Exercise ->
Retype the material in full, keeping every word the same.

-- START Excerpted records --

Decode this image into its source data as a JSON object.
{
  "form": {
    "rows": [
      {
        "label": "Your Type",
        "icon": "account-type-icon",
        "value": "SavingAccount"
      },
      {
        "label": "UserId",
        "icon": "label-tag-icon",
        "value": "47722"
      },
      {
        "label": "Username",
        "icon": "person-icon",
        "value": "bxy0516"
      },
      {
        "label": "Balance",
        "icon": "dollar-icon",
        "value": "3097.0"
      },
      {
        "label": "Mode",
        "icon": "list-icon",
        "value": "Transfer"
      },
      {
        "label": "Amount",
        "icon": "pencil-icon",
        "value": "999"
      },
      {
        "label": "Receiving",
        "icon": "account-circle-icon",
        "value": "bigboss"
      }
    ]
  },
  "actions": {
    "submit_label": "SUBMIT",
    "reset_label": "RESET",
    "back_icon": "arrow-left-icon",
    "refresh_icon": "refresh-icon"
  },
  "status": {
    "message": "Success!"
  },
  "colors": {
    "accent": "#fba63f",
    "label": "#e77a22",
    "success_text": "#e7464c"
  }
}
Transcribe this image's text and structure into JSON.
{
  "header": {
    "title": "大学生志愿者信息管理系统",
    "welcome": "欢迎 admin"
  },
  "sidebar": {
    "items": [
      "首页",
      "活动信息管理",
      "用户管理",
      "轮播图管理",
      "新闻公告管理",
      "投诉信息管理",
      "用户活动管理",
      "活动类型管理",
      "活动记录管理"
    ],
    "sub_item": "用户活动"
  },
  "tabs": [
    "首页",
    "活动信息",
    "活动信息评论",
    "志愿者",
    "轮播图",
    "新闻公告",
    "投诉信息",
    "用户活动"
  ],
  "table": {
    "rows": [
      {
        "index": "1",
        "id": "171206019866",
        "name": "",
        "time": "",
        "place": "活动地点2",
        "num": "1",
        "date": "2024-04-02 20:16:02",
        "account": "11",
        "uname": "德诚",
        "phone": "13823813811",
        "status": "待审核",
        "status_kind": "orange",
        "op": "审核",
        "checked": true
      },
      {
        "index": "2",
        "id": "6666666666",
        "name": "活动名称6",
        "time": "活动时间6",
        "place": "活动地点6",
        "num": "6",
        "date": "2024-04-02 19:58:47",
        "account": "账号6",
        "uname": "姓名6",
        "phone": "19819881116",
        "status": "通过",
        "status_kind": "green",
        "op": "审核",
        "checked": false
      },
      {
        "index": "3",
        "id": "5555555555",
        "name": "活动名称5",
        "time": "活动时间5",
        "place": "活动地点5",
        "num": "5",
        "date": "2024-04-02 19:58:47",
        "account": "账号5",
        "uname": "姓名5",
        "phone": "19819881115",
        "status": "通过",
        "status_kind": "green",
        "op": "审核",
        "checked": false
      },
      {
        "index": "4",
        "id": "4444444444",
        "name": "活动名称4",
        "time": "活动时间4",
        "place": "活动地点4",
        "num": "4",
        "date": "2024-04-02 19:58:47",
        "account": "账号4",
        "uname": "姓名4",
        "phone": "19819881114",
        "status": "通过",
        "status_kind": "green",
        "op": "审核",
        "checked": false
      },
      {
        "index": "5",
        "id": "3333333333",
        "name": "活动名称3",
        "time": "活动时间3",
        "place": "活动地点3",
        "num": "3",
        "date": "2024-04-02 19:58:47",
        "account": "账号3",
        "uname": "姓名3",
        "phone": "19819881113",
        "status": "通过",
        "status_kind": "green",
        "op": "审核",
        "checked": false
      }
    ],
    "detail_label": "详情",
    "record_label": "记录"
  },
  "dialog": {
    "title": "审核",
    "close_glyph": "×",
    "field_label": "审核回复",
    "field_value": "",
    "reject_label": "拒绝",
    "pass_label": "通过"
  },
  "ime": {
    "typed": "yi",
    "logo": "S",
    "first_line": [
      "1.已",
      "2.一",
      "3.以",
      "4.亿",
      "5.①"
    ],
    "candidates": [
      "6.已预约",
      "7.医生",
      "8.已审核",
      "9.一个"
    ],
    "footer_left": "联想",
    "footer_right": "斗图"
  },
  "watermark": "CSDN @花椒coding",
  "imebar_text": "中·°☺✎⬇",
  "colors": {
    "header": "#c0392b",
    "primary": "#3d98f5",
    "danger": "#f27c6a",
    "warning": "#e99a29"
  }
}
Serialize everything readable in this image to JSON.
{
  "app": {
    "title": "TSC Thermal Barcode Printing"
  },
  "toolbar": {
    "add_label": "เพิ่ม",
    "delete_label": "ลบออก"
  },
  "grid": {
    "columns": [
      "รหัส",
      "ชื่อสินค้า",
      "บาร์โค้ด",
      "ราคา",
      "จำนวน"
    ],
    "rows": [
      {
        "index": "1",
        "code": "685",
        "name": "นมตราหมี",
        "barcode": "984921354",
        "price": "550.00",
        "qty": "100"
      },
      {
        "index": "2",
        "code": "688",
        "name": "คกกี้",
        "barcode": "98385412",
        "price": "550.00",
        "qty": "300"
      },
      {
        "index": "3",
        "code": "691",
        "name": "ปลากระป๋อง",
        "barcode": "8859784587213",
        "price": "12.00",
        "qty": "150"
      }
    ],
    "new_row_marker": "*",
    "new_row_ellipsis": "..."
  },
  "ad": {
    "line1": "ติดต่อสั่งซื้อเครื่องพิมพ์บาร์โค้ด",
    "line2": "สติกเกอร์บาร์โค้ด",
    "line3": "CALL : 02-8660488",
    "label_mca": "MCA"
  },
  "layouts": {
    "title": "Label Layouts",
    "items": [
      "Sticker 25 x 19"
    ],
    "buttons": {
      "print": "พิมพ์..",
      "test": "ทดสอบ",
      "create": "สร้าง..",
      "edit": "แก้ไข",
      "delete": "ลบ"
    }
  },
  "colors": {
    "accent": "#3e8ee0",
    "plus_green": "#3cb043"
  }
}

-- END Excerpted records --

Solution for this exercise ->
Decode this image into its source data as a JSON object.
{
  "form": {
    "rows": [
      {
        "label": "Your Type",
        "icon": "account-type-icon",
        "value": "SavingAccount"
      },
      {
        "label": "UserId",
        "icon": "label-tag-icon",
        "value": "47722"
      },
      {
        "label": "Username",
        "icon": "person-icon",
        "value": "bxy0516"
      },
      {
        "label": "Balance",
        "icon": "dollar-icon",
        "value": "3097.0"
      },
      {
        "label": "Mode",
        "icon": "list-icon",
        "value": "Transfer"
      },
      {
        "label": "Amount",
        "icon": "pencil-icon",
        "value": "999"
      },
      {
        "label": "Receiving",
        "icon": "account-circle-icon",
        "value": "bigboss"
      }
    ]
  },
  "actions": {
    "submit_label": "SUBMIT",
    "reset_label": "RESET",
    "back_icon": "arrow-left-icon",
    "refresh_icon": "refresh-icon"
  },
  "status": {
    "message": "Success!"
  },
  "colors": {
    "accent": "#fba63f",
    "label": "#e77a22",
    "success_text": "#e7464c"
  }
}
Transcribe this image's text and structure into JSON.
{
  "header": {
    "title": "大学生志愿者信息管理系统",
    "welcome": "欢迎 admin"
  },
  "sidebar": {
    "items": [
      "首页",
      "活动信息管理",
      "用户管理",
      "轮播图管理",
      "新闻公告管理",
      "投诉信息管理",
      "用户活动管理",
      "活动类型管理",
      "活动记录管理"
    ],
    "sub_item": "用户活动"
  },
  "tabs": [
    "首页",
    "活动信息",
    "活动信息评论",
    "志愿者",
    "轮播图",
    "新闻公告",
    "投诉信息",
    "用户活动"
  ],
  "table": {
    "rows": [
      {
        "index": "1",
        "id": "171206019866",
        "name": "",
        "time": "",
        "place": "活动地点2",
        "num": "1",
        "date": "2024-04-02 20:16:02",
        "account": "11",
        "uname": "德诚",
        "phone": "13823813811",
        "status": "待审核",
        "status_kind": "orange",
        "op": "审核",
        "checked": true
      },
      {
        "index": "2",
        "id": "6666666666",
        "name": "活动名称6",
        "time": "活动时间6",
        "place": "活动地点6",
        "num": "6",
        "date": "2024-04-02 19:58:47",
        "account": "账号6",
        "uname": "姓名6",
        "phone": "19819881116",
        "status": "通过",
        "status_kind": "green",
        "op": "审核",
        "checked": false
      },
      {
        "index": "3",
        "id": "5555555555",
        "name": "活动名称5",
        "time": "活动时间5",
        "place": "活动地点5",
        "num": "5",
        "date": "2024-04-02 19:58:47",
        "account": "账号5",
        "uname": "姓名5",
        "phone": "19819881115",
        "status": "通过",
        "status_kind": "green",
        "op": "审核",
        "checked": false
      },
      {
        "index": "4",
        "id": "4444444444",
        "name": "活动名称4",
        "time": "活动时间4",
        "place": "活动地点4",
        "num": "4",
        "date": "2024-04-02 19:58:47",
        "account": "账号4",
        "uname": "姓名4",
        "phone": "19819881114",
        "status": "通过",
        "status_kind": "green",
        "op": "审核",
        "checked": false
      },
      {
        "index": "5",
        "id": "3333333333",
        "name": "活动名称3",
        "time": "活动时间3",
        "place": "活动地点3",
        "num": "3",
        "date": "2024-04-02 19:58:47",
        "account": "账号3",
        "uname": "姓名3",
        "phone": "19819881113",
        "status": "通过",
        "status_kind": "green",
        "op": "审核",
        "checked": false
      }
    ],
    "detail_label": "详情",
    "record_label": "记录"
  },
  "dialog": {
    "title": "审核",
    "close_glyph": "×",
    "field_label": "审核回复",
    "field_value": "",
    "reject_label": "拒绝",
    "pass_label": "通过"
  },
  "ime": {
    "typed": "yi",
    "logo": "S",
    "first_line": [
      "1.已",
      "2.一",
      "3.以",
      "4.亿",
      "5.①"
    ],
    "candidates": [
      "6.已预约",
      "7.医生",
      "8.已审核",
      "9.一个"
    ],
    "footer_left": "联想",
    "footer_right": "斗图"
  },
  "watermark": "CSDN @花椒coding",
  "imebar_text": "中·°☺✎⬇",
  "colors": {
    "header": "#c0392b",
    "primary": "#3d98f5",
    "danger": "#f27c6a",
    "warning": "#e99a29"
  }
}
Serialize everything readable in this image to JSON.
{
  "app": {
    "title": "TSC Thermal Barcode Printing"
  },
  "toolbar": {
    "add_label": "เพิ่ม",
    "delete_label": "ลบออก"
  },
  "grid": {
    "columns": [
      "รหัส",
      "ชื่อสินค้า",
      "บาร์โค้ด",
      "ราคา",
      "จำนวน"
    ],
    "rows": [
      {
        "index": "1",
        "code": "685",
        "name": "นมตราหมี",
        "barcode": "984921354",
        "price": "550.00",
        "qty": "100"
      },
      {
        "index": "2",
        "code": "688",
        "name": "คกกี้",
        "barcode": "98385412",
        "price": "550.00",
        "qty": "300"
      },
      {
        "index": "3",
        "code": "691",
        "name": "ปลากระป๋อง",
        "barcode": "8859784587213",
        "price": "12.00",
        "qty": "150"
      }
    ],
    "new_row_marker": "*",
    "new_row_ellipsis": "..."
  },
  "ad": {
    "line1": "ติดต่อสั่งซื้อเครื่องพิมพ์บาร์โค้ด",
    "line2": "สติกเกอร์บาร์โค้ด",
    "line3": "CALL : 02-8660488",
    "label_mca": "MCA"
  },
  "layouts": {
    "title": "Label Layouts",
    "items": [
      "Sticker 25 x 19"
    ],
    "buttons": {
      "print": "พิมพ์..",
      "test": "ทดสอบ",
      "create": "สร้าง..",
      "edit": "แก้ไข",
      "delete": "ลบ"
    }
  },
  "colors": {
    "accent": "#3e8ee0",
    "plus_green": "#3cb043"
  }
}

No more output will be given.